### Required work
Your task is to output the data exactly as it stands.

# START OF Material provided

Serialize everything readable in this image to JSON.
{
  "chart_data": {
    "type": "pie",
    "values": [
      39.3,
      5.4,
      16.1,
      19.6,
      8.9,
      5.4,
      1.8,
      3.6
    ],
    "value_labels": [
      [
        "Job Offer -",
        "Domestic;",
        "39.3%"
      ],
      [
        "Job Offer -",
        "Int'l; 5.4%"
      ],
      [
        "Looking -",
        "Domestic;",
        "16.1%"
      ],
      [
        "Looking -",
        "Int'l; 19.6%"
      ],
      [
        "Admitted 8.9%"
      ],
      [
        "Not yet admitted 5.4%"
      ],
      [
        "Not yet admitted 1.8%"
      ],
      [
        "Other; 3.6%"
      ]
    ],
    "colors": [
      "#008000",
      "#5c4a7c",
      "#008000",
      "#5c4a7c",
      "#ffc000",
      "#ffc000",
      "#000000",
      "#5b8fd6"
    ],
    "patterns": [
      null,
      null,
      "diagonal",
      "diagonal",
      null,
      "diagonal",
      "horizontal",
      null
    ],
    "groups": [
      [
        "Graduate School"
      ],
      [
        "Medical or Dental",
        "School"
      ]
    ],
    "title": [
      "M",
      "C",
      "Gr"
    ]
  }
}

# END OF Material provided

### Solution for this problem
Serialize everything readable in this image to JSON.
{
  "chart_data": {
    "type": "pie",
    "values": [
      39.3,
      5.4,
      16.1,
      19.6,
      8.9,
      5.4,
      1.8,
      3.6
    ],
    "value_labels": [
      [
        "Job Offer -",
        "Domestic;",
        "39.3%"
      ],
      [
        "Job Offer -",
        "Int'l; 5.4%"
      ],
      [
        "Looking -",
        "Domestic;",
        "16.1%"
      ],
      [
        "Looking -",
        "Int'l; 19.6%"
      ],
      [
        "Admitted 8.9%"
      ],
      [
        "Not yet admitted 5.4%"
      ],
      [
        "Not yet admitted 1.8%"
      ],
      [
        "Other; 3.6%"
      ]
    ],
    "colors": [
      "#008000",
      "#5c4a7c",
      "#008000",
      "#5c4a7c",
      "#ffc000",
      "#ffc000",
      "#000000",
      "#5b8fd6"
    ],
    "patterns": [
      null,
      null,
      "diagonal",
      "diagonal",
      null,
      "diagonal",
      "horizontal",
      null
    ],
    "groups": [
      [
        "Graduate School"
      ],
      [
        "Medical or Dental",
        "School"
      ]
    ],
    "title": [
      "M",
      "C",
      "Gr"
    ]
  }
}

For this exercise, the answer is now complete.